→ Task directions
Below are the records. Gather each line that holds "time".

=== Records shown ===

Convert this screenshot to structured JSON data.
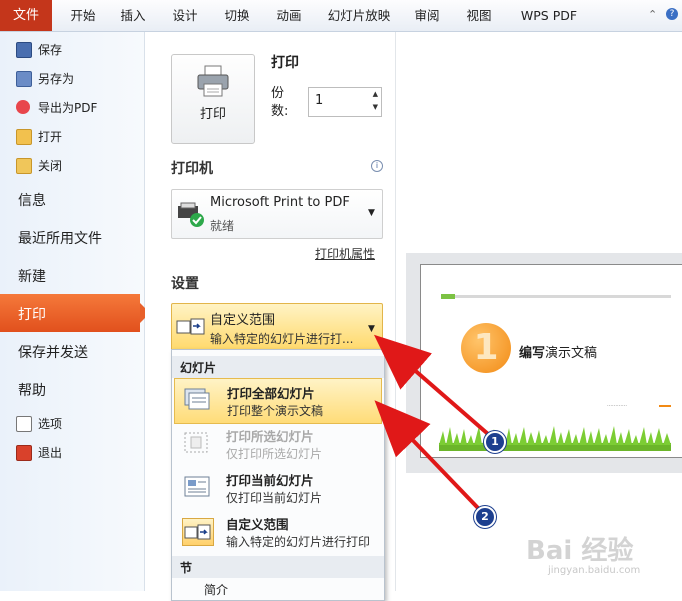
{
  "ribbon": {
    "file_tab": "文件",
    "tabs": [
      "开始",
      "插入",
      "设计",
      "切换",
      "动画",
      "幻灯片放映",
      "审阅",
      "视图",
      "WPS PDF"
    ]
  },
  "nav": {
    "save": "保存",
    "save_as": "另存为",
    "export_pdf": "导出为PDF",
    "open": "打开",
    "close": "关闭",
    "info": "信息",
    "recent": "最近所用文件",
    "new": "新建",
    "print": "打印",
    "save_send": "保存并发送",
    "help": "帮助",
    "options": "选项",
    "exit": "退出"
  },
  "print": {
    "button_label": "打印",
    "heading": "打印",
    "copies_label": "份数:",
    "copies_value": "1"
  },
  "printer": {
    "heading": "打印机",
    "name": "Microsoft Print to PDF",
    "status": "就绪",
    "properties_link": "打印机属性"
  },
  "settings": {
    "heading": "设置",
    "range_title": "自定义范围",
    "range_sub": "输入特定的幻灯片进行打..."
  },
  "menu": {
    "header_slides": "幻灯片",
    "items": [
      {
        "title": "打印全部幻灯片",
        "sub": "打印整个演示文稿"
      },
      {
        "title": "打印所选幻灯片",
        "sub": "仅打印所选幻灯片"
      },
      {
        "title": "打印当前幻灯片",
        "sub": "仅打印当前幻灯片"
      },
      {
        "title": "自定义范围",
        "sub": "输入特定的幻灯片进行打印"
      }
    ],
    "header_section": "节",
    "partial_item": "简介"
  },
  "preview": {
    "number": "1",
    "title_bold": "编写",
    "title_rest": "演示文稿",
    "small_text": "…………"
  },
  "annotations": {
    "marker1": "1",
    "marker2": "2"
  },
  "watermark": {
    "main": "Bai 经验",
    "sub": "jingyan.baidu.com"
  },
  "colors": {
    "file_tab": "#c4361b",
    "selected_nav": "#e8602a",
    "highlight": "#ffdc78",
    "arrow": "#e01818"
  }
}
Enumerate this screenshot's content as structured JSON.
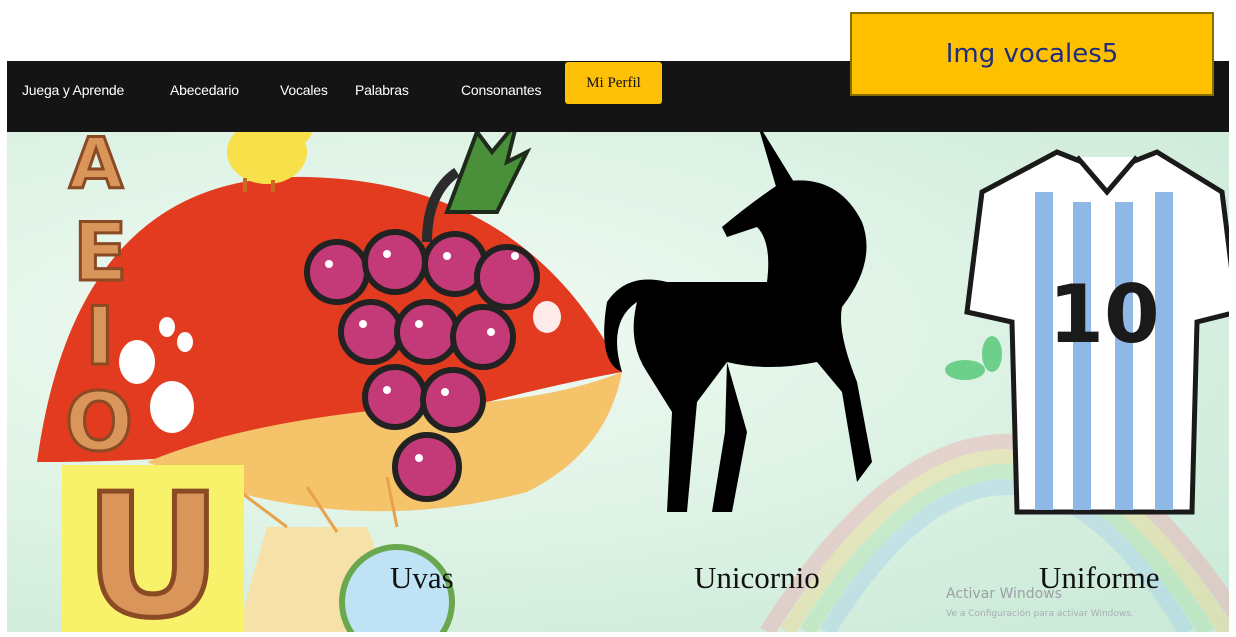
{
  "annotation": {
    "label": "Img vocales5"
  },
  "nav": {
    "items": [
      {
        "label": "Juega y Aprende"
      },
      {
        "label": "Abecedario"
      },
      {
        "label": "Vocales"
      },
      {
        "label": "Palabras"
      },
      {
        "label": "Consonantes"
      }
    ],
    "active_label": "Mi Perfil",
    "active_color": "#ffc107",
    "background": "#141414"
  },
  "cards": [
    {
      "caption": "Uvas"
    },
    {
      "caption": "Unicornio"
    },
    {
      "caption": "Uniforme"
    }
  ],
  "letter_image": {
    "letter": "U",
    "background": "#f7f26a",
    "stacked_letters": "AEIO"
  },
  "jersey": {
    "number": "10"
  },
  "watermark": {
    "title": "Activar Windows",
    "subtitle": "Ve a Configuración para activar Windows."
  }
}
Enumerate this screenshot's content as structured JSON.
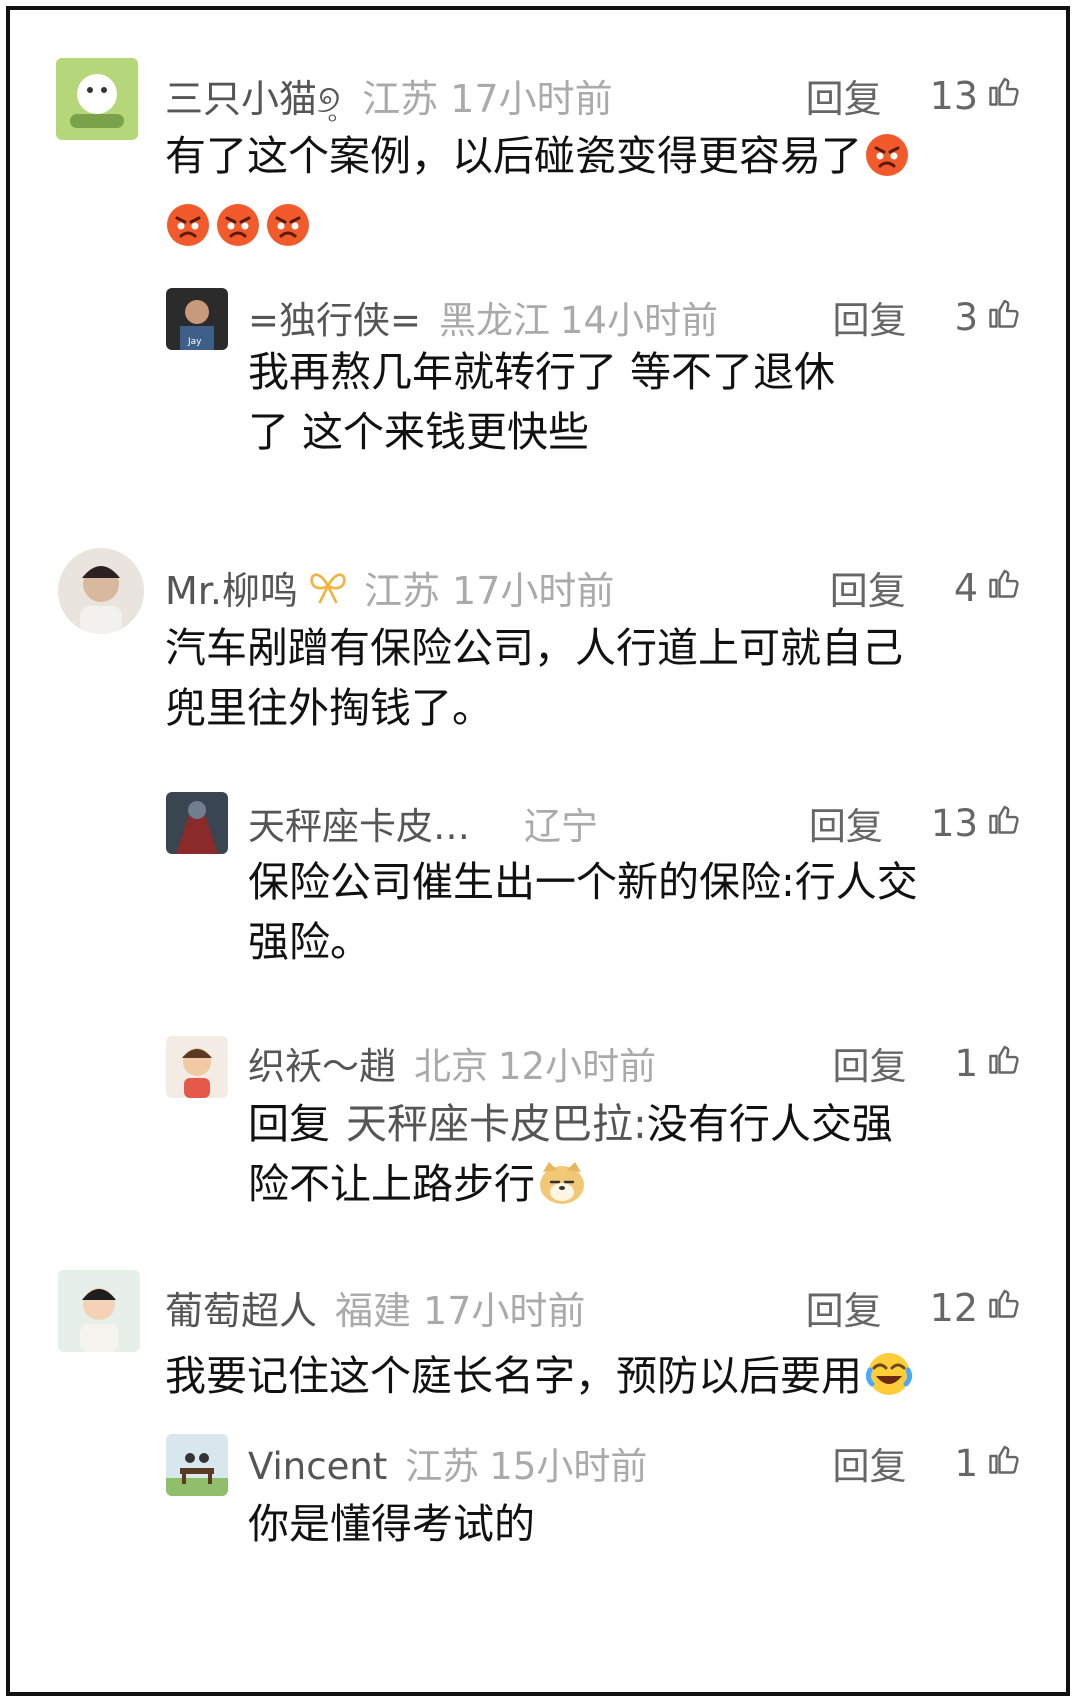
{
  "comments": [
    {
      "user": "三只小猫୭̥",
      "location": "江苏",
      "time": "17小时前",
      "reply_label": "回复",
      "likes": "13",
      "text": "有了这个案例，以后碰瓷变得更容易了",
      "emojis": [
        "angry-face",
        "angry-face",
        "angry-face",
        "angry-face"
      ],
      "replies": [
        {
          "user": "=独行侠=",
          "location": "黑龙江",
          "time": "14小时前",
          "reply_label": "回复",
          "likes": "3",
          "text_lines": [
            "我再熬几年就转行了 等不了退休",
            "了 这个来钱更快些"
          ]
        }
      ]
    },
    {
      "user": "Mr.柳鸣",
      "location": "江苏",
      "time": "17小时前",
      "reply_label": "回复",
      "likes": "4",
      "text_lines": [
        "汽车剐蹭有保险公司，人行道上可就自己",
        "兜里往外掏钱了。"
      ],
      "replies": [
        {
          "user": "天秤座卡皮…",
          "location": "辽宁",
          "time": "",
          "reply_label": "回复",
          "likes": "13",
          "text_lines": [
            "保险公司催生出一个新的保险:行人交",
            "强险。"
          ]
        },
        {
          "user": "织袄～趙",
          "location": "北京",
          "time": "12小时前",
          "reply_label": "回复",
          "likes": "1",
          "reply_to_label": "回复",
          "reply_to_user": "天秤座卡皮巴拉:",
          "text_lines": [
            "没有行人交强",
            "险不让上路步行"
          ],
          "emoji": "doge-face"
        }
      ]
    },
    {
      "user": "葡萄超人",
      "location": "福建",
      "time": "17小时前",
      "reply_label": "回复",
      "likes": "12",
      "text": "我要记住这个庭长名字，预防以后要用",
      "emoji": "laugh-cry-face",
      "replies": [
        {
          "user": "Vincent",
          "location": "江苏",
          "time": "15小时前",
          "reply_label": "回复",
          "likes": "1",
          "text": "你是懂得考试的"
        }
      ]
    }
  ],
  "colors": {
    "username": "#555555",
    "meta": "#aaaaaa",
    "text": "#111111",
    "action": "#666666"
  },
  "icons": {
    "like": "thumbs-up-icon",
    "badge": "ribbon-badge-icon"
  }
}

===

→ Exercise response
      "time": "17小时前",
          "time": "14小时前",
      "time": "17小时前",
          "time": "",
          "time": "12小时前",
      "time": "17小时前",
          "time": "15小时前",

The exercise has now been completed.